**Goal 1**
Update the entries from the line that has "day-header-sunday: Sunday bbox=[19, 53, 127, 78]" through the line that has "day-number: 18 bbox=[454, 228, 553, 242]", changing "day-info" to "day-details" and leaving everything else the same.

**Page**
···

Hi Tomas,
Do you think this should suffice? Originally it ran for 1,000,000
repetitions but I fear that will take way too long on a 486, so I
reduced it to 10,000.
Kit
On 03/10/2023 06:30, Tomas Hajny via fpc-devel wrote:
On October 3, 2023 03:32:34 +0200, "J. Gareth Moreton via fpc-devel"
<fpc-devel@lists.freepascal.org> wrote:
Hii Kit,
This is mainly to Florian, but also to anyone else who can answer the question
- at which point did a complex LEA instruction (using all three input operands
and some other specific circumstances) get slow? Preliminary research suggests
the 486 was when it gained extra latency, and then Sandy Bridge when it got
particularly bad. Icy Lake seems to be the architecture where faster LEA
instructions are reintroduced, but I'm not sure about AMD processors.
I cannot answer your question, but if you prepare a test program, I can run it
on an Intel 486 DX2 100 Mhz and AMD Athlon 1 GHz machines if it helps you in
any way (at least I hope the 486 DX2 machine should be still able to start ;-)
).

···

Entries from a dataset
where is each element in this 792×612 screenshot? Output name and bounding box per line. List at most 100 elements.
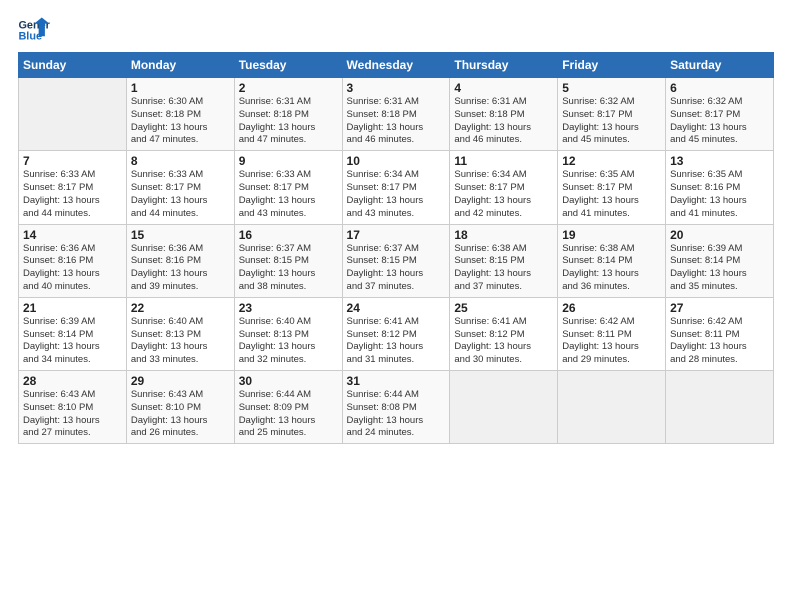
day-header-sunday: Sunday bbox=[19, 53, 127, 78]
day-info: Sunrise: 6:41 AMSunset: 8:12 PMDaylight:… bbox=[454, 316, 553, 367]
day-cell: 8Sunrise: 6:33 AMSunset: 8:17 PMDaylight… bbox=[126, 151, 234, 224]
day-info: Sunrise: 6:35 AMSunset: 8:16 PMDaylight:… bbox=[670, 169, 769, 220]
day-cell: 30Sunrise: 6:44 AMSunset: 8:09 PMDayligh… bbox=[234, 371, 342, 444]
day-info: Sunrise: 6:43 AMSunset: 8:10 PMDaylight:… bbox=[131, 389, 230, 440]
day-cell: 1Sunrise: 6:30 AMSunset: 8:18 PMDaylight… bbox=[126, 78, 234, 151]
day-number: 18 bbox=[454, 228, 553, 242]
page: General Blue SundayMondayTuesdayWednesda… bbox=[0, 0, 792, 612]
day-info: Sunrise: 6:42 AMSunset: 8:11 PMDaylight:… bbox=[562, 316, 661, 367]
day-cell: 29Sunrise: 6:43 AMSunset: 8:10 PMDayligh… bbox=[126, 371, 234, 444]
day-number: 12 bbox=[562, 154, 661, 168]
day-info: Sunrise: 6:32 AMSunset: 8:17 PMDaylight:… bbox=[562, 96, 661, 147]
day-cell: 28Sunrise: 6:43 AMSunset: 8:10 PMDayligh… bbox=[19, 371, 127, 444]
day-number: 9 bbox=[239, 154, 338, 168]
day-number: 3 bbox=[347, 81, 446, 95]
day-cell: 13Sunrise: 6:35 AMSunset: 8:16 PMDayligh… bbox=[666, 151, 774, 224]
day-number: 21 bbox=[23, 301, 122, 315]
day-number: 10 bbox=[347, 154, 446, 168]
day-cell: 15Sunrise: 6:36 AMSunset: 8:16 PMDayligh… bbox=[126, 224, 234, 297]
day-cell: 10Sunrise: 6:34 AMSunset: 8:17 PMDayligh… bbox=[342, 151, 450, 224]
day-number: 7 bbox=[23, 154, 122, 168]
week-row-4: 21Sunrise: 6:39 AMSunset: 8:14 PMDayligh… bbox=[19, 297, 774, 370]
day-number: 16 bbox=[239, 228, 338, 242]
day-info: Sunrise: 6:31 AMSunset: 8:18 PMDaylight:… bbox=[347, 96, 446, 147]
day-number: 2 bbox=[239, 81, 338, 95]
day-info: Sunrise: 6:38 AMSunset: 8:15 PMDaylight:… bbox=[454, 243, 553, 294]
day-number: 11 bbox=[454, 154, 553, 168]
day-cell: 6Sunrise: 6:32 AMSunset: 8:17 PMDaylight… bbox=[666, 78, 774, 151]
day-cell: 3Sunrise: 6:31 AMSunset: 8:18 PMDaylight… bbox=[342, 78, 450, 151]
day-number: 4 bbox=[454, 81, 553, 95]
day-info: Sunrise: 6:33 AMSunset: 8:17 PMDaylight:… bbox=[131, 169, 230, 220]
day-info: Sunrise: 6:36 AMSunset: 8:16 PMDaylight:… bbox=[23, 243, 122, 294]
day-cell: 23Sunrise: 6:40 AMSunset: 8:13 PMDayligh… bbox=[234, 297, 342, 370]
week-row-1: 1Sunrise: 6:30 AMSunset: 8:18 PMDaylight… bbox=[19, 78, 774, 151]
day-header-saturday: Saturday bbox=[666, 53, 774, 78]
day-info: Sunrise: 6:40 AMSunset: 8:13 PMDaylight:… bbox=[239, 316, 338, 367]
day-info: Sunrise: 6:37 AMSunset: 8:15 PMDaylight:… bbox=[347, 243, 446, 294]
day-cell: 27Sunrise: 6:42 AMSunset: 8:11 PMDayligh… bbox=[666, 297, 774, 370]
day-info: Sunrise: 6:31 AMSunset: 8:18 PMDaylight:… bbox=[454, 96, 553, 147]
day-cell: 24Sunrise: 6:41 AMSunset: 8:12 PMDayligh… bbox=[342, 297, 450, 370]
day-number: 24 bbox=[347, 301, 446, 315]
calendar-table: SundayMondayTuesdayWednesdayThursdayFrid… bbox=[18, 52, 774, 444]
week-row-3: 14Sunrise: 6:36 AMSunset: 8:16 PMDayligh… bbox=[19, 224, 774, 297]
day-cell: 22Sunrise: 6:40 AMSunset: 8:13 PMDayligh… bbox=[126, 297, 234, 370]
day-cell: 11Sunrise: 6:34 AMSunset: 8:17 PMDayligh… bbox=[450, 151, 558, 224]
day-info: Sunrise: 6:30 AMSunset: 8:18 PMDaylight:… bbox=[131, 96, 230, 147]
day-cell: 7Sunrise: 6:33 AMSunset: 8:17 PMDaylight… bbox=[19, 151, 127, 224]
day-number: 29 bbox=[131, 374, 230, 388]
day-cell: 17Sunrise: 6:37 AMSunset: 8:15 PMDayligh… bbox=[342, 224, 450, 297]
day-cell: 9Sunrise: 6:33 AMSunset: 8:17 PMDaylight… bbox=[234, 151, 342, 224]
day-cell bbox=[19, 78, 127, 151]
day-info: Sunrise: 6:41 AMSunset: 8:12 PMDaylight:… bbox=[347, 316, 446, 367]
day-info: Sunrise: 6:31 AMSunset: 8:18 PMDaylight:… bbox=[239, 96, 338, 147]
day-info: Sunrise: 6:33 AMSunset: 8:17 PMDaylight:… bbox=[23, 169, 122, 220]
day-number: 22 bbox=[131, 301, 230, 315]
day-cell: 19Sunrise: 6:38 AMSunset: 8:14 PMDayligh… bbox=[558, 224, 666, 297]
day-number: 17 bbox=[347, 228, 446, 242]
day-cell: 16Sunrise: 6:37 AMSunset: 8:15 PMDayligh… bbox=[234, 224, 342, 297]
day-number: 14 bbox=[23, 228, 122, 242]
day-info: Sunrise: 6:34 AMSunset: 8:17 PMDaylight:… bbox=[347, 169, 446, 220]
day-number: 25 bbox=[454, 301, 553, 315]
day-header-tuesday: Tuesday bbox=[234, 53, 342, 78]
day-info: Sunrise: 6:34 AMSunset: 8:17 PMDaylight:… bbox=[454, 169, 553, 220]
day-info: Sunrise: 6:32 AMSunset: 8:17 PMDaylight:… bbox=[670, 96, 769, 147]
day-number: 28 bbox=[23, 374, 122, 388]
day-cell: 5Sunrise: 6:32 AMSunset: 8:17 PMDaylight… bbox=[558, 78, 666, 151]
day-cell: 12Sunrise: 6:35 AMSunset: 8:17 PMDayligh… bbox=[558, 151, 666, 224]
day-info: Sunrise: 6:44 AMSunset: 8:09 PMDaylight:… bbox=[239, 389, 338, 440]
day-info: Sunrise: 6:40 AMSunset: 8:13 PMDaylight:… bbox=[131, 316, 230, 367]
day-info: Sunrise: 6:37 AMSunset: 8:15 PMDaylight:… bbox=[239, 243, 338, 294]
day-info: Sunrise: 6:39 AMSunset: 8:14 PMDaylight:… bbox=[670, 243, 769, 294]
day-info: Sunrise: 6:35 AMSunset: 8:17 PMDaylight:… bbox=[562, 169, 661, 220]
day-number: 26 bbox=[562, 301, 661, 315]
day-info: Sunrise: 6:42 AMSunset: 8:11 PMDaylight:… bbox=[670, 316, 769, 367]
header-row: SundayMondayTuesdayWednesdayThursdayFrid… bbox=[19, 53, 774, 78]
day-info: Sunrise: 6:39 AMSunset: 8:14 PMDaylight:… bbox=[23, 316, 122, 367]
day-cell bbox=[666, 371, 774, 444]
day-cell: 4Sunrise: 6:31 AMSunset: 8:18 PMDaylight… bbox=[450, 78, 558, 151]
day-cell: 31Sunrise: 6:44 AMSunset: 8:08 PMDayligh… bbox=[342, 371, 450, 444]
day-cell: 18Sunrise: 6:38 AMSunset: 8:15 PMDayligh… bbox=[450, 224, 558, 297]
logo-icon: General Blue bbox=[18, 16, 50, 44]
day-number: 8 bbox=[131, 154, 230, 168]
day-number: 19 bbox=[562, 228, 661, 242]
day-cell: 21Sunrise: 6:39 AMSunset: 8:14 PMDayligh… bbox=[19, 297, 127, 370]
day-cell: 2Sunrise: 6:31 AMSunset: 8:18 PMDaylight… bbox=[234, 78, 342, 151]
day-number: 23 bbox=[239, 301, 338, 315]
day-header-wednesday: Wednesday bbox=[342, 53, 450, 78]
day-cell bbox=[558, 371, 666, 444]
day-number: 15 bbox=[131, 228, 230, 242]
day-cell: 20Sunrise: 6:39 AMSunset: 8:14 PMDayligh… bbox=[666, 224, 774, 297]
day-number: 30 bbox=[239, 374, 338, 388]
day-number: 13 bbox=[670, 154, 769, 168]
header: General Blue bbox=[18, 16, 774, 44]
day-number: 20 bbox=[670, 228, 769, 242]
svg-text:Blue: Blue bbox=[18, 30, 42, 42]
week-row-2: 7Sunrise: 6:33 AMSunset: 8:17 PMDaylight… bbox=[19, 151, 774, 224]
day-number: 5 bbox=[562, 81, 661, 95]
day-info: Sunrise: 6:38 AMSunset: 8:14 PMDaylight:… bbox=[562, 243, 661, 294]
day-header-thursday: Thursday bbox=[450, 53, 558, 78]
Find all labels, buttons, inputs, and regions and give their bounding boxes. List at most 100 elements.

···

**Goal 2**
In the email, list the processor architectures named in the account of when complex LEA instructions got slow and when faster ones came back.

**Task result 1**
day-header-sunday: Sunday bbox=[19, 53, 127, 78]
day-details: Sunrise: 6:41 AMSunset: 8:12 PMDaylight:… bbox=[454, 316, 553, 367]
day-cell: 8Sunrise: 6:33 AMSunset: 8:17 PMDaylight… bbox=[126, 151, 234, 224]
day-details: Sunrise: 6:35 AMSunset: 8:16 PMDaylight:… bbox=[670, 169, 769, 220]
day-cell: 30Sunrise: 6:44 AMSunset: 8:09 PMDayligh… bbox=[234, 371, 342, 444]
day-details: Sunrise: 6:43 AMSunset: 8:10 PMDaylight:… bbox=[131, 389, 230, 440]
day-cell: 1Sunrise: 6:30 AMSunset: 8:18 PMDaylight… bbox=[126, 78, 234, 151]
day-number: 18 bbox=[454, 228, 553, 242]

**Task result 2**
486
Sandy Bridge
Icy Lake